Among the entries below, count the lines that contain the word "adult". Write down only the total.

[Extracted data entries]
================================

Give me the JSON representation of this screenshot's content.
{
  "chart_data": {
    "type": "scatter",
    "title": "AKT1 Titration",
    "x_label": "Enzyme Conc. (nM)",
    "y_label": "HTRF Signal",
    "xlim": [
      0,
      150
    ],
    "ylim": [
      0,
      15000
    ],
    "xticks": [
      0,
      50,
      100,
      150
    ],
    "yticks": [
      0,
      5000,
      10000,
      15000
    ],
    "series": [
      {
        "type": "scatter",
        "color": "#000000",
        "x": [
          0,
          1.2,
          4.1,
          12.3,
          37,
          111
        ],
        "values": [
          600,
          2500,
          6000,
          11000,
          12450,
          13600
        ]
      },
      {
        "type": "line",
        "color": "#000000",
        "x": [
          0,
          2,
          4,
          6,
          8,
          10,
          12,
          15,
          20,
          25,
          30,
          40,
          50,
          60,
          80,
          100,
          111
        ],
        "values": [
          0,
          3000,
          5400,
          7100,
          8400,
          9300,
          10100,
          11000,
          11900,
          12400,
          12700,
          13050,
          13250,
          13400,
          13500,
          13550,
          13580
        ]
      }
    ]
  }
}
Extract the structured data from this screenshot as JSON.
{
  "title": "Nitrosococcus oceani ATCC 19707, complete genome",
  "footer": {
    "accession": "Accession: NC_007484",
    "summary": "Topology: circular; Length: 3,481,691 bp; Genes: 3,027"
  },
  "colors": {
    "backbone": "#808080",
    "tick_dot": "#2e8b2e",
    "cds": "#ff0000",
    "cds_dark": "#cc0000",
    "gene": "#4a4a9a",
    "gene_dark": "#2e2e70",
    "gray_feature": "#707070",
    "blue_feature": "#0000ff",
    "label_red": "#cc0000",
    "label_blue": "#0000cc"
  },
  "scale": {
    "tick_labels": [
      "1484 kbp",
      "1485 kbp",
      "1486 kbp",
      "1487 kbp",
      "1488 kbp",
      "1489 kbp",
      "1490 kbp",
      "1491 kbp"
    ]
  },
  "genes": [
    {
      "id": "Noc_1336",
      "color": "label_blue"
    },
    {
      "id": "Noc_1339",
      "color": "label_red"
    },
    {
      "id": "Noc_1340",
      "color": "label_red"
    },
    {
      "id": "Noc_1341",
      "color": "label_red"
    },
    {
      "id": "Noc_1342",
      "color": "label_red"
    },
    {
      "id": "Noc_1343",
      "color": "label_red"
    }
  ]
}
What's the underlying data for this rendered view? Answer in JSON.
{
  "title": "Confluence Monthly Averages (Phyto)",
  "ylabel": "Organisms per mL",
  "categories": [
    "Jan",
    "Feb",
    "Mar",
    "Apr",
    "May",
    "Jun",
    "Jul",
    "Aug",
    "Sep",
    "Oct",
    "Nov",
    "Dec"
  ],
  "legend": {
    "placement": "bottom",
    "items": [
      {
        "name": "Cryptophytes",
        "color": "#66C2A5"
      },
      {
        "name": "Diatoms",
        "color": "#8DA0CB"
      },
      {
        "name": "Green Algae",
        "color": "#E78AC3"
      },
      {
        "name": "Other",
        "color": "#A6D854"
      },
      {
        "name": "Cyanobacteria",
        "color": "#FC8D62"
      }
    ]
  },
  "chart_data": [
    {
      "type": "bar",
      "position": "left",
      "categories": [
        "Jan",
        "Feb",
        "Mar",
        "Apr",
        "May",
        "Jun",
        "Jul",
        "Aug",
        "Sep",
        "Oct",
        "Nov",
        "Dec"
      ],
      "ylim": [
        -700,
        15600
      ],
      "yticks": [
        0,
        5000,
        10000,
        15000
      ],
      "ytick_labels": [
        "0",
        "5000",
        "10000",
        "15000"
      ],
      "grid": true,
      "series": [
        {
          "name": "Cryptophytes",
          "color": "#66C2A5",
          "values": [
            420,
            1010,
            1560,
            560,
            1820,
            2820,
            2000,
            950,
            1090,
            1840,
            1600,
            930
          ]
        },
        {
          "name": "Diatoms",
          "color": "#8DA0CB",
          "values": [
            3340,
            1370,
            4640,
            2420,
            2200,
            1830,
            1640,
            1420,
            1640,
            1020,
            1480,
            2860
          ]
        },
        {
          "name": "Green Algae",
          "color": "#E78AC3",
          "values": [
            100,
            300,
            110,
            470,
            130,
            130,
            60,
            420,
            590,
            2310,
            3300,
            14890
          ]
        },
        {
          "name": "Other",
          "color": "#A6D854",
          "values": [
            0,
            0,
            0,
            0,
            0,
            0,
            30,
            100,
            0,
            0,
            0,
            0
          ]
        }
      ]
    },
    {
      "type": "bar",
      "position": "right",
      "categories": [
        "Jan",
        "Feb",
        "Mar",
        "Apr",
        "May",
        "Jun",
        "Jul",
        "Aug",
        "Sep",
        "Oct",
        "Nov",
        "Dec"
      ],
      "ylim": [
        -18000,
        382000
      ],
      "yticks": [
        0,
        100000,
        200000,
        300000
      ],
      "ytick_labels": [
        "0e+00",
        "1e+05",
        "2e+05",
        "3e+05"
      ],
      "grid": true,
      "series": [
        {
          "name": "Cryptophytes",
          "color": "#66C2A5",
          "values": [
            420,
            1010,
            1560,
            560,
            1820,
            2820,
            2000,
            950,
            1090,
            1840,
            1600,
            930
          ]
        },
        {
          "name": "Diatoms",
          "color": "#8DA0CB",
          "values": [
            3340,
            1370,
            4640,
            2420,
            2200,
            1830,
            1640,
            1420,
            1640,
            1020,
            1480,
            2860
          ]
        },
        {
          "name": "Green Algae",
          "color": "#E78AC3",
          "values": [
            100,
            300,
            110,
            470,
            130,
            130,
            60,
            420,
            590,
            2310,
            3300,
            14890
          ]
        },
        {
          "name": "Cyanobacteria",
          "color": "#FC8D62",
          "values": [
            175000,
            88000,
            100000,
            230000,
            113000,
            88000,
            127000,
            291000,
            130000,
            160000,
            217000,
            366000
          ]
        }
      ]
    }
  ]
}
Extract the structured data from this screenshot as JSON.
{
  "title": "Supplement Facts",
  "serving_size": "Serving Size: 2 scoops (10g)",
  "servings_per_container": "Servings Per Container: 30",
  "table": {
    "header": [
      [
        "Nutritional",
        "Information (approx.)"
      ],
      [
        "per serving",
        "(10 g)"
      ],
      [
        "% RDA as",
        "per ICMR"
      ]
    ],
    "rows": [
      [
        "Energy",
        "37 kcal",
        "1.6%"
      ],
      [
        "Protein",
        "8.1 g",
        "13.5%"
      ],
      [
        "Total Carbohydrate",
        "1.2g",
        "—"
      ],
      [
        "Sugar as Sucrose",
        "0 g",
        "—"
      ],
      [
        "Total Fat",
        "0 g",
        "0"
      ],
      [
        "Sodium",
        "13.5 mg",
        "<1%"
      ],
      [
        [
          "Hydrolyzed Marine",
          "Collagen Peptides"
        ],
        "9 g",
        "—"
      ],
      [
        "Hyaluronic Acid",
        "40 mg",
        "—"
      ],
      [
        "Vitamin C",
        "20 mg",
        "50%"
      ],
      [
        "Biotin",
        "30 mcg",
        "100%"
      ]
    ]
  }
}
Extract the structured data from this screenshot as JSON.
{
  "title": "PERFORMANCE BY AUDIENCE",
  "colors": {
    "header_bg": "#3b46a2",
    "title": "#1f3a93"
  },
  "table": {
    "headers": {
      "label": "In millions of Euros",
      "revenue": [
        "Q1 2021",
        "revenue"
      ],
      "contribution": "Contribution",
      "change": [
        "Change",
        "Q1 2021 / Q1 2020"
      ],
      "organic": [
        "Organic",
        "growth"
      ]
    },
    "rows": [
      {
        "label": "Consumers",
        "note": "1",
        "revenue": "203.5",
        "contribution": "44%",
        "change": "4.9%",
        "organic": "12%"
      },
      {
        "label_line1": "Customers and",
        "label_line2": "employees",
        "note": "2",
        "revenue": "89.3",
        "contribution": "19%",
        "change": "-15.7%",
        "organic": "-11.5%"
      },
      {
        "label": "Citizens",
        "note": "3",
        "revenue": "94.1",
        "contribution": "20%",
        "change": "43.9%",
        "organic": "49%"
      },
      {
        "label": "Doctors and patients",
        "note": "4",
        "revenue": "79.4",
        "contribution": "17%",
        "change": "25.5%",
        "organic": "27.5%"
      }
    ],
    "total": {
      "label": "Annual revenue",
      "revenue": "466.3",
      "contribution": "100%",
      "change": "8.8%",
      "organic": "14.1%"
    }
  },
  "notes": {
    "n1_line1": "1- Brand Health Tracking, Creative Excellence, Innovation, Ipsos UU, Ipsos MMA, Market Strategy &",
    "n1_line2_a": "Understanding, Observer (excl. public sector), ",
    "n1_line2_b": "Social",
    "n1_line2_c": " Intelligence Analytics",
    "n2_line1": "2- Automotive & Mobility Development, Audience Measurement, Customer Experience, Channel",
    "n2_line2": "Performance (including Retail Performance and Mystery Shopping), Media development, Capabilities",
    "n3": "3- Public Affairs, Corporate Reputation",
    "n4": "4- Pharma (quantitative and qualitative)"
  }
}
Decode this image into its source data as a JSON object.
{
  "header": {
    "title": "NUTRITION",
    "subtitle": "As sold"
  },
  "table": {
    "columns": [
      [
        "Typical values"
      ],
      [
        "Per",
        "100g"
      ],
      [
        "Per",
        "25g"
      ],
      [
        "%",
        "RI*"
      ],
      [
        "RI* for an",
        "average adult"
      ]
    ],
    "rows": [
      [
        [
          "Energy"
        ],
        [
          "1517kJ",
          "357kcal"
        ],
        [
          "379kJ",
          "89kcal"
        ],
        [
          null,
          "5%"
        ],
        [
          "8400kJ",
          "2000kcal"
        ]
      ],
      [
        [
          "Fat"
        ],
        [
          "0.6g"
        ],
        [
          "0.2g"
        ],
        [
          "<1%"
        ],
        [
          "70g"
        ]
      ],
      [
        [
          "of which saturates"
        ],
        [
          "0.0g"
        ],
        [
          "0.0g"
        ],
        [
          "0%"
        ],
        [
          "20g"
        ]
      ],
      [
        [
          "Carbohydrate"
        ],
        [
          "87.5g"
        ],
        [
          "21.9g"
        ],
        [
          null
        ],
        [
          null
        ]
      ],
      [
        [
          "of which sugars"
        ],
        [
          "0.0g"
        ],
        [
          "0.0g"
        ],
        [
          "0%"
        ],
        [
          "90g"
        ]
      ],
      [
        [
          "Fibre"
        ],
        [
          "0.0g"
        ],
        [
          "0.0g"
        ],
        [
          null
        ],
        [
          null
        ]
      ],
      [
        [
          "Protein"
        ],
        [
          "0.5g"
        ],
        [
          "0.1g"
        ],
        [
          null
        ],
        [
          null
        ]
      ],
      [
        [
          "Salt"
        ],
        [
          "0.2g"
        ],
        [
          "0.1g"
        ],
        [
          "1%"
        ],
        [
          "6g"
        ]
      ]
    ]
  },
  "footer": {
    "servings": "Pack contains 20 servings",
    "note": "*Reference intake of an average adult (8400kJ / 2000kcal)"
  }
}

================================

- Response box -
2